- [INSTRUCTIONS FOR THE TASK]:
Exactly reproduce the entries, dropping any pictures from your copy.

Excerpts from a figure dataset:
________

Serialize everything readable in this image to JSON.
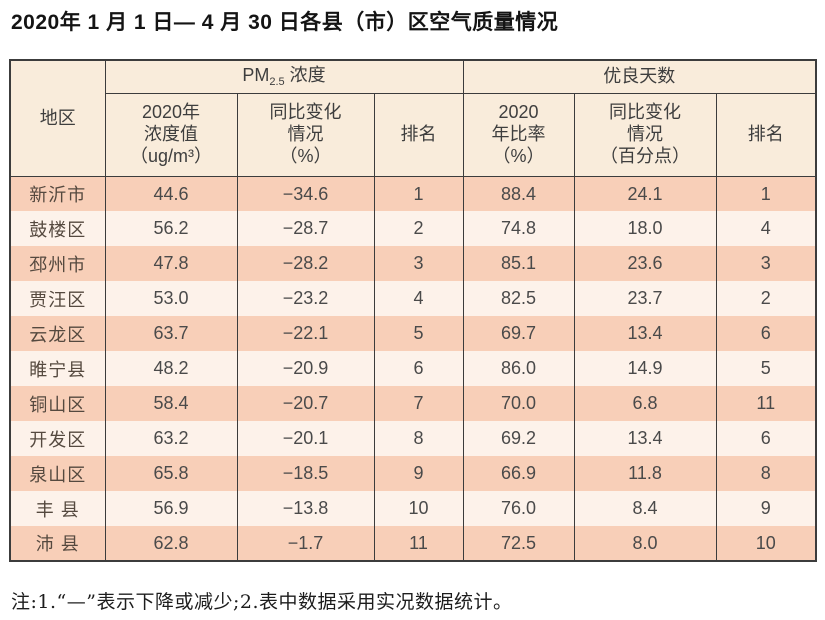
{
  "title": "2020年 1 月 1 日— 4 月 30 日各县（市）区空气质量情况",
  "note": "注:1.“—”表示下降或减少;2.表中数据采用实况数据统计。",
  "colors": {
    "border": "#3c3c3c",
    "header_bg": "#f9ecdb",
    "row_odd": "#f8cfb8",
    "row_even": "#fdf2ea",
    "text": "#4a4a4a"
  },
  "table": {
    "region_header": "地区",
    "pm_group": {
      "pre": "PM",
      "sub": "2.5",
      "post": " 浓度"
    },
    "good_group": "优良天数",
    "sub_headers": [
      "2020年\n浓度值\n（ug/m³）",
      "同比变化\n情况\n（%）",
      "排名",
      "2020\n年比率\n（%）",
      "同比变化\n情况\n（百分点）",
      "排名"
    ],
    "rows": [
      {
        "region": "新沂市",
        "pm_value": "44.6",
        "pm_change": "−34.6",
        "pm_rank": "1",
        "good_ratio": "88.4",
        "good_change": "24.1",
        "good_rank": "1"
      },
      {
        "region": "鼓楼区",
        "pm_value": "56.2",
        "pm_change": "−28.7",
        "pm_rank": "2",
        "good_ratio": "74.8",
        "good_change": "18.0",
        "good_rank": "4"
      },
      {
        "region": "邳州市",
        "pm_value": "47.8",
        "pm_change": "−28.2",
        "pm_rank": "3",
        "good_ratio": "85.1",
        "good_change": "23.6",
        "good_rank": "3"
      },
      {
        "region": "贾汪区",
        "pm_value": "53.0",
        "pm_change": "−23.2",
        "pm_rank": "4",
        "good_ratio": "82.5",
        "good_change": "23.7",
        "good_rank": "2"
      },
      {
        "region": "云龙区",
        "pm_value": "63.7",
        "pm_change": "−22.1",
        "pm_rank": "5",
        "good_ratio": "69.7",
        "good_change": "13.4",
        "good_rank": "6"
      },
      {
        "region": "睢宁县",
        "pm_value": "48.2",
        "pm_change": "−20.9",
        "pm_rank": "6",
        "good_ratio": "86.0",
        "good_change": "14.9",
        "good_rank": "5"
      },
      {
        "region": "铜山区",
        "pm_value": "58.4",
        "pm_change": "−20.7",
        "pm_rank": "7",
        "good_ratio": "70.0",
        "good_change": "6.8",
        "good_rank": "11"
      },
      {
        "region": "开发区",
        "pm_value": "63.2",
        "pm_change": "−20.1",
        "pm_rank": "8",
        "good_ratio": "69.2",
        "good_change": "13.4",
        "good_rank": "6"
      },
      {
        "region": "泉山区",
        "pm_value": "65.8",
        "pm_change": "−18.5",
        "pm_rank": "9",
        "good_ratio": "66.9",
        "good_change": "11.8",
        "good_rank": "8"
      },
      {
        "region": "丰 县",
        "pm_value": "56.9",
        "pm_change": "−13.8",
        "pm_rank": "10",
        "good_ratio": "76.0",
        "good_change": "8.4",
        "good_rank": "9"
      },
      {
        "region": "沛 县",
        "pm_value": "62.8",
        "pm_change": "−1.7",
        "pm_rank": "11",
        "good_ratio": "72.5",
        "good_change": "8.0",
        "good_rank": "10"
      }
    ]
  }
}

________

- [RESPONSE TO THIS EXERCISE]:
Serialize everything readable in this image to JSON.
{
  "title": "2020年 1 月 1 日— 4 月 30 日各县（市）区空气质量情况",
  "note": "注:1.“—”表示下降或减少;2.表中数据采用实况数据统计。",
  "colors": {
    "border": "#3c3c3c",
    "header_bg": "#f9ecdb",
    "row_odd": "#f8cfb8",
    "row_even": "#fdf2ea",
    "text": "#4a4a4a"
  },
  "table": {
    "region_header": "地区",
    "pm_group": {
      "pre": "PM",
      "sub": "2.5",
      "post": " 浓度"
    },
    "good_group": "优良天数",
    "sub_headers": [
      "2020年\n浓度值\n（ug/m³）",
      "同比变化\n情况\n（%）",
      "排名",
      "2020\n年比率\n（%）",
      "同比变化\n情况\n（百分点）",
      "排名"
    ],
    "rows": [
      {
        "region": "新沂市",
        "pm_value": "44.6",
        "pm_change": "−34.6",
        "pm_rank": "1",
        "good_ratio": "88.4",
        "good_change": "24.1",
        "good_rank": "1"
      },
      {
        "region": "鼓楼区",
        "pm_value": "56.2",
        "pm_change": "−28.7",
        "pm_rank": "2",
        "good_ratio": "74.8",
        "good_change": "18.0",
        "good_rank": "4"
      },
      {
        "region": "邳州市",
        "pm_value": "47.8",
        "pm_change": "−28.2",
        "pm_rank": "3",
        "good_ratio": "85.1",
        "good_change": "23.6",
        "good_rank": "3"
      },
      {
        "region": "贾汪区",
        "pm_value": "53.0",
        "pm_change": "−23.2",
        "pm_rank": "4",
        "good_ratio": "82.5",
        "good_change": "23.7",
        "good_rank": "2"
      },
      {
        "region": "云龙区",
        "pm_value": "63.7",
        "pm_change": "−22.1",
        "pm_rank": "5",
        "good_ratio": "69.7",
        "good_change": "13.4",
        "good_rank": "6"
      },
      {
        "region": "睢宁县",
        "pm_value": "48.2",
        "pm_change": "−20.9",
        "pm_rank": "6",
        "good_ratio": "86.0",
        "good_change": "14.9",
        "good_rank": "5"
      },
      {
        "region": "铜山区",
        "pm_value": "58.4",
        "pm_change": "−20.7",
        "pm_rank": "7",
        "good_ratio": "70.0",
        "good_change": "6.8",
        "good_rank": "11"
      },
      {
        "region": "开发区",
        "pm_value": "63.2",
        "pm_change": "−20.1",
        "pm_rank": "8",
        "good_ratio": "69.2",
        "good_change": "13.4",
        "good_rank": "6"
      },
      {
        "region": "泉山区",
        "pm_value": "65.8",
        "pm_change": "−18.5",
        "pm_rank": "9",
        "good_ratio": "66.9",
        "good_change": "11.8",
        "good_rank": "8"
      },
      {
        "region": "丰 县",
        "pm_value": "56.9",
        "pm_change": "−13.8",
        "pm_rank": "10",
        "good_ratio": "76.0",
        "good_change": "8.4",
        "good_rank": "9"
      },
      {
        "region": "沛 县",
        "pm_value": "62.8",
        "pm_change": "−1.7",
        "pm_rank": "11",
        "good_ratio": "72.5",
        "good_change": "8.0",
        "good_rank": "10"
      }
    ]
  }
}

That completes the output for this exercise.